Keep only the lines that hold the string "porã", filtering out the rest of the entries below.

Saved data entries

-- -- --

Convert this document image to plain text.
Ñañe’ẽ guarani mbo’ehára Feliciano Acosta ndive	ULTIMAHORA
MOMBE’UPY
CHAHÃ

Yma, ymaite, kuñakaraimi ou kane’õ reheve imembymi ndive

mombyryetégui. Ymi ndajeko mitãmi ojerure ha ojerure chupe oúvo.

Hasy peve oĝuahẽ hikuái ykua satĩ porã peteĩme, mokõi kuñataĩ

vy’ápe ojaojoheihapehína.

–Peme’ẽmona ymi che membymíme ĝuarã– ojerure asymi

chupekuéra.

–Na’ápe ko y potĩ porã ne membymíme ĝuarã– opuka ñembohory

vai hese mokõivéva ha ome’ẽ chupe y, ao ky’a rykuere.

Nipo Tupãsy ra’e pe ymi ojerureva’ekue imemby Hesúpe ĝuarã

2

-- -- --

_WORKED ANSWER_:
Hasy peve oĝuahẽ hikuái ykua satĩ porã peteĩme, mokõi kuñataĩ
–Na’ápe ko y potĩ porã ne membymíme ĝuarã– opuka ñembohory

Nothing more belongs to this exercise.